[START OF Excerpted records]
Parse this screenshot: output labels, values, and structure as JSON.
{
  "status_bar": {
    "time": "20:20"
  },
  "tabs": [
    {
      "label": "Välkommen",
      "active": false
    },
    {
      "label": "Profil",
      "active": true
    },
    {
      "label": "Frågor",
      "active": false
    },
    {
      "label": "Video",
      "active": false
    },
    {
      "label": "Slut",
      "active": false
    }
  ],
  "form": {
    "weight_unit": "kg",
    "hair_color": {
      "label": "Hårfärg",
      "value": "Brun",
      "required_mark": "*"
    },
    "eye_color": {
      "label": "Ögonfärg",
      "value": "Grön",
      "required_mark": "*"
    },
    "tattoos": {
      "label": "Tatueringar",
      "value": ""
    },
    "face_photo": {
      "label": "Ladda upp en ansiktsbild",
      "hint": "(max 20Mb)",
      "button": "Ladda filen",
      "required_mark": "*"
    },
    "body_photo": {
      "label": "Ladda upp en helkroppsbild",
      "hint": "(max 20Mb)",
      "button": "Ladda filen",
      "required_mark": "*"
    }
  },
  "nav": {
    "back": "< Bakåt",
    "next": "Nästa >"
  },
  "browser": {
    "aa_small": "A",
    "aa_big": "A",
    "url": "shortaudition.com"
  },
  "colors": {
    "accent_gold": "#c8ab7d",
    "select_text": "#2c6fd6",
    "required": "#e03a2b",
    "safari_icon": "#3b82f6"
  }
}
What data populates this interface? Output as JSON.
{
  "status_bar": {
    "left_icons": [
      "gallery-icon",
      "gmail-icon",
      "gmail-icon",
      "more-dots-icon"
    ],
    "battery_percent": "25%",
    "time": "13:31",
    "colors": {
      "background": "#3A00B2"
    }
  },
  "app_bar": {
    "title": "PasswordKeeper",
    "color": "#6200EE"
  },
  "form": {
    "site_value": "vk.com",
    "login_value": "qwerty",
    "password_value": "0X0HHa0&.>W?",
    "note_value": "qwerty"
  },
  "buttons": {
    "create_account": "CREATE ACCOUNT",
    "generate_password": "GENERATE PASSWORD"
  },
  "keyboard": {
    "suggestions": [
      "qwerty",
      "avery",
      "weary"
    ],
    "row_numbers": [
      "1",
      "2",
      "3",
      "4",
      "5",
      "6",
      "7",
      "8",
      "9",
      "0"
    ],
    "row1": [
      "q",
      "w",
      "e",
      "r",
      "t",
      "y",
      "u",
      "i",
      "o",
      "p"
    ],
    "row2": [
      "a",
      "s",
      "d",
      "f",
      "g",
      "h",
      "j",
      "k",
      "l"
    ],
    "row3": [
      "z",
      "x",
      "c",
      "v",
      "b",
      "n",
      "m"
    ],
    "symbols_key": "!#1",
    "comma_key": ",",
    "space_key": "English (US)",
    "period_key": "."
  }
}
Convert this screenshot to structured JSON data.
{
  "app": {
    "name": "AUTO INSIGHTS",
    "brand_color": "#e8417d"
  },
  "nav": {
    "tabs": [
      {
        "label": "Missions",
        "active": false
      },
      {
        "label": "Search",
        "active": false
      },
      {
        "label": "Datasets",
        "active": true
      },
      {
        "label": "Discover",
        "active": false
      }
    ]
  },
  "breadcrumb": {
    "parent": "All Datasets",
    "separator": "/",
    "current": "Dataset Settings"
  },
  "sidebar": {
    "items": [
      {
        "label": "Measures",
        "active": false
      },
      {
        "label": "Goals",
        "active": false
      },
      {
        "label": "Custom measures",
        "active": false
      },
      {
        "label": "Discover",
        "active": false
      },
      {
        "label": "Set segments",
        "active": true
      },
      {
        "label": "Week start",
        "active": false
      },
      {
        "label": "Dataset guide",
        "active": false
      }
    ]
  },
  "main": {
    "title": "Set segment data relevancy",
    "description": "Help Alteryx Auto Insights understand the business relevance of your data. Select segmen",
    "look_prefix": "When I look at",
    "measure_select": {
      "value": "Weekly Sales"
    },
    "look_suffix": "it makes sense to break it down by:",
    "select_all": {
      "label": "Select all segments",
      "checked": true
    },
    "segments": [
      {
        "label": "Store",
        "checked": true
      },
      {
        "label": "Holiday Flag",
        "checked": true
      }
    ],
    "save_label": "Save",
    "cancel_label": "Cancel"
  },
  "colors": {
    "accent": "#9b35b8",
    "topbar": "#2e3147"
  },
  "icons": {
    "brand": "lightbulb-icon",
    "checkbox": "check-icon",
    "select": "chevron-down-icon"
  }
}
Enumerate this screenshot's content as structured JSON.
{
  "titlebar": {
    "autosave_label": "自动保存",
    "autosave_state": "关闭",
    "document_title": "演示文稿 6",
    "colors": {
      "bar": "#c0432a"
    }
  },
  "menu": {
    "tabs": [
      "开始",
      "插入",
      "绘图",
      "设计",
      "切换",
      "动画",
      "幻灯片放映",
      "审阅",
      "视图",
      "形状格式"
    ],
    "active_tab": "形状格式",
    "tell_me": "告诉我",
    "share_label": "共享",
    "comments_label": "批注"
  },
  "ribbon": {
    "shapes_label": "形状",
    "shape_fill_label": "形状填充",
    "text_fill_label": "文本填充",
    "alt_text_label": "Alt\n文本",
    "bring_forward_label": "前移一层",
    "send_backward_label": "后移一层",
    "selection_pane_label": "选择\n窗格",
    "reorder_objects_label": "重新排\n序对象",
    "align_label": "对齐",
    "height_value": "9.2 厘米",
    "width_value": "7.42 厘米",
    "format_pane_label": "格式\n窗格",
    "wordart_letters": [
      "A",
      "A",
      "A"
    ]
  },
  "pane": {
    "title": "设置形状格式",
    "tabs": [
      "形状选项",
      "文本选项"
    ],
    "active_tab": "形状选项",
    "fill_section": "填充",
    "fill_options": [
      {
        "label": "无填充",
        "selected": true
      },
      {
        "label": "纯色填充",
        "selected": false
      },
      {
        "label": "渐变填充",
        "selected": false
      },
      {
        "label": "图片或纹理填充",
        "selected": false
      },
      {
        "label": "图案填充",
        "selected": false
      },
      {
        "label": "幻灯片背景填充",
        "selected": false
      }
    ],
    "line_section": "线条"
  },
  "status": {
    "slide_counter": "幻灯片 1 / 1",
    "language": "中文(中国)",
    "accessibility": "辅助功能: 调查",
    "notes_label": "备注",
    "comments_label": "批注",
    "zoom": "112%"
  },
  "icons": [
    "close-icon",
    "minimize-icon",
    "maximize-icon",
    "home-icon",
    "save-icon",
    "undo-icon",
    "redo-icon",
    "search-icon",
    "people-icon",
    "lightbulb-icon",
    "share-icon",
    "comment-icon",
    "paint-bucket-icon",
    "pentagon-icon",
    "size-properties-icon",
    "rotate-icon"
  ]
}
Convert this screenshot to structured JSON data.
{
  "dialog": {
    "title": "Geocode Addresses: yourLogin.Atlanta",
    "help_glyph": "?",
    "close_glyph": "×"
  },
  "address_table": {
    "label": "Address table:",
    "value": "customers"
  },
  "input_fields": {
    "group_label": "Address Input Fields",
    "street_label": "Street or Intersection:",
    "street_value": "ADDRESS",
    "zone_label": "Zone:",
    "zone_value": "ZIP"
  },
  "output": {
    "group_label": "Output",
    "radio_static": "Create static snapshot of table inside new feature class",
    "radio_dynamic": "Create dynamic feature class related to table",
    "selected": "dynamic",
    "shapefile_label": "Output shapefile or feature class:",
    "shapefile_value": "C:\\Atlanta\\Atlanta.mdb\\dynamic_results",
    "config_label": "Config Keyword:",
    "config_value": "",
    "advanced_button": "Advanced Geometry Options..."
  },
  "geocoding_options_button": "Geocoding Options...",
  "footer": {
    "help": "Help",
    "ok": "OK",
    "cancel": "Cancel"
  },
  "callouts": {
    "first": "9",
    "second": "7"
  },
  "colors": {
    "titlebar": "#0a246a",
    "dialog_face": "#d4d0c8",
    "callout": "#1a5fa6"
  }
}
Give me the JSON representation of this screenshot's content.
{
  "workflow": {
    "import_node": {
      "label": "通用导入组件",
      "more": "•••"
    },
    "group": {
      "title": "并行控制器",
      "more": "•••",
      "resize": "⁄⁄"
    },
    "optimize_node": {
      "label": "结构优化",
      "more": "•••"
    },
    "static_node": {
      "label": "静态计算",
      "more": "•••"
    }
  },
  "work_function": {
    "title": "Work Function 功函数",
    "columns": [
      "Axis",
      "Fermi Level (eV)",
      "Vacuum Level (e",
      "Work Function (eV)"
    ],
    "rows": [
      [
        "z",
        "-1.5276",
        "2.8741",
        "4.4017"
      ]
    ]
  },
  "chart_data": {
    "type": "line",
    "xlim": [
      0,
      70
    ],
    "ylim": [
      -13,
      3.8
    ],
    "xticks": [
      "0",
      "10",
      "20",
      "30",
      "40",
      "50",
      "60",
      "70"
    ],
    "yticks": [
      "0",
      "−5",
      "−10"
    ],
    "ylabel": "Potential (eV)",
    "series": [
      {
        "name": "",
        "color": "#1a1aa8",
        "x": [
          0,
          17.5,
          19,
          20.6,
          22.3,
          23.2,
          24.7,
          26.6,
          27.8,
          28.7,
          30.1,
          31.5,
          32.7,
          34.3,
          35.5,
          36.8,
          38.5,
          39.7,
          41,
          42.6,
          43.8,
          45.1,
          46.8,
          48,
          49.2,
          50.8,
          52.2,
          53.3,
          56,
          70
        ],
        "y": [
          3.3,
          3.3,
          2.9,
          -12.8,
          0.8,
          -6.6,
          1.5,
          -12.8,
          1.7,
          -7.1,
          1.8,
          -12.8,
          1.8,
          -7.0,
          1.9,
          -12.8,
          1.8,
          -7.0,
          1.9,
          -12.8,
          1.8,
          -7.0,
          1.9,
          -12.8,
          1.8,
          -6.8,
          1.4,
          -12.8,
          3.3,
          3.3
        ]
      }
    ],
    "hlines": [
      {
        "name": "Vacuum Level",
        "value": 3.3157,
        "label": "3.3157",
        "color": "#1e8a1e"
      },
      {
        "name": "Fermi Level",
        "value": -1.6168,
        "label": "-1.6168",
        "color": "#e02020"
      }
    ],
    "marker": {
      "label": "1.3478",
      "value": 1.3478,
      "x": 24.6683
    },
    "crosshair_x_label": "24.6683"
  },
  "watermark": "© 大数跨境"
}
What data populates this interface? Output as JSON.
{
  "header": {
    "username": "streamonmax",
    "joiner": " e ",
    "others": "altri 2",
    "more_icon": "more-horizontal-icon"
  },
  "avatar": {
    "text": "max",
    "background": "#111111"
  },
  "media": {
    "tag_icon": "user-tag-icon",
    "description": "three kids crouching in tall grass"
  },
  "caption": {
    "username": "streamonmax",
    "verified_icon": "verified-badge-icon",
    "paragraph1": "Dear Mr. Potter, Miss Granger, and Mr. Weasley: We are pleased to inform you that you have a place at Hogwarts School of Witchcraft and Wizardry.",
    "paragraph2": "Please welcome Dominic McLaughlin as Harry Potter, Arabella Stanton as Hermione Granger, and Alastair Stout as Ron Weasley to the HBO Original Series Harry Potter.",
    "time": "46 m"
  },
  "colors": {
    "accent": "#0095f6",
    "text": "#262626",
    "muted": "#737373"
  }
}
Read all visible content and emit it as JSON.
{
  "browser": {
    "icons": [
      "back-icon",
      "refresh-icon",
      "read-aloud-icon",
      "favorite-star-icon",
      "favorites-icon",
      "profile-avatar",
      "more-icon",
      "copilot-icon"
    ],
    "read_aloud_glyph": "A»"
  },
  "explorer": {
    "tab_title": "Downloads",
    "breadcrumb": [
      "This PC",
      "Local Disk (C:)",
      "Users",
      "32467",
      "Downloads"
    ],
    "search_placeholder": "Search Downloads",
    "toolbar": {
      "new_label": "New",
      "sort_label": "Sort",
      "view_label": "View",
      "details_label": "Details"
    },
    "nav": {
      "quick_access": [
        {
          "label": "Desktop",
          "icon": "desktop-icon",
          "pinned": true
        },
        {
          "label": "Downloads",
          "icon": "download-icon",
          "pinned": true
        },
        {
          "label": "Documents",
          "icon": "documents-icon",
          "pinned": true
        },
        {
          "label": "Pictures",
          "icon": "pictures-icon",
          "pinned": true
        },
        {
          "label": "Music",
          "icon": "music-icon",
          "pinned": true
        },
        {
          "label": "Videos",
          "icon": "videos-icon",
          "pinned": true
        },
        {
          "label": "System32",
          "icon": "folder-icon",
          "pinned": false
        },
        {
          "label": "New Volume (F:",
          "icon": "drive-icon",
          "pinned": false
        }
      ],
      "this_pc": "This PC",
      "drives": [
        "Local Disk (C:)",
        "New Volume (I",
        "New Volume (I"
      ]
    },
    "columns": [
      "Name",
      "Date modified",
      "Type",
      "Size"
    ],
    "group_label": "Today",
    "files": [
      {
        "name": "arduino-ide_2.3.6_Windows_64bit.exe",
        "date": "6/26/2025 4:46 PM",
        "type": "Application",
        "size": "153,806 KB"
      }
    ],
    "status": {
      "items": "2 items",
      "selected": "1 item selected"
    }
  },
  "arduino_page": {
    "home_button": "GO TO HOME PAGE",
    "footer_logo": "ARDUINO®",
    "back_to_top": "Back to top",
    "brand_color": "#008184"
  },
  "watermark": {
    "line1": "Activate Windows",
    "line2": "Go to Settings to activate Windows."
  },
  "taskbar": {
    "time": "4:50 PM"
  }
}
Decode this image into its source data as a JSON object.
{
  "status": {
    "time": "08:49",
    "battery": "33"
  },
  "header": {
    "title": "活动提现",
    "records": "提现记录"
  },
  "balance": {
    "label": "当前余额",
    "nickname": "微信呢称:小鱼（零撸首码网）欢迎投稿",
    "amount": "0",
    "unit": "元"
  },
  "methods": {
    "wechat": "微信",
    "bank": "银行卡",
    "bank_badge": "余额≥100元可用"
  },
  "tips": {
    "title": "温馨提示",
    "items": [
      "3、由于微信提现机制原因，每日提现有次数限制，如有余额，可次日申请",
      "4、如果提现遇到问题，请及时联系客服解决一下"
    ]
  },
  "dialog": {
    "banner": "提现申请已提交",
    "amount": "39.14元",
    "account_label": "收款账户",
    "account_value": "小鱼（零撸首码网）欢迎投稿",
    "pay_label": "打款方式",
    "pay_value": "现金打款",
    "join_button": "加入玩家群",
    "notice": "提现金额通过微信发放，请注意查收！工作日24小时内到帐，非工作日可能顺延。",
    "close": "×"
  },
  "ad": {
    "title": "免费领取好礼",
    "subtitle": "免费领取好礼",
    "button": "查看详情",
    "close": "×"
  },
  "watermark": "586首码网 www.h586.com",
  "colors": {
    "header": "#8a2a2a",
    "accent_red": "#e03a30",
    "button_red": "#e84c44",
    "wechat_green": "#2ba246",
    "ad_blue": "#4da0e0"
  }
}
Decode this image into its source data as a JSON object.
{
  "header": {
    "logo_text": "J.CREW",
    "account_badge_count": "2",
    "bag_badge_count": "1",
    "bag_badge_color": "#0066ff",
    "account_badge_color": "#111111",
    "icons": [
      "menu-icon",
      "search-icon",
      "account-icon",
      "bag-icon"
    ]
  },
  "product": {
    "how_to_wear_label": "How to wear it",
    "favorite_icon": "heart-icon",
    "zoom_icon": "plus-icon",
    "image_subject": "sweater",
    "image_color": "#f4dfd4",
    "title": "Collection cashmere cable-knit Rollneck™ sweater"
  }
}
[END OF Excerpted records]
:: Aim ::
Scan the lines for the string "Datasets". Copy out each line that matches.

:: Correct result ::
        "label": "Datasets",
    "parent": "All Datasets",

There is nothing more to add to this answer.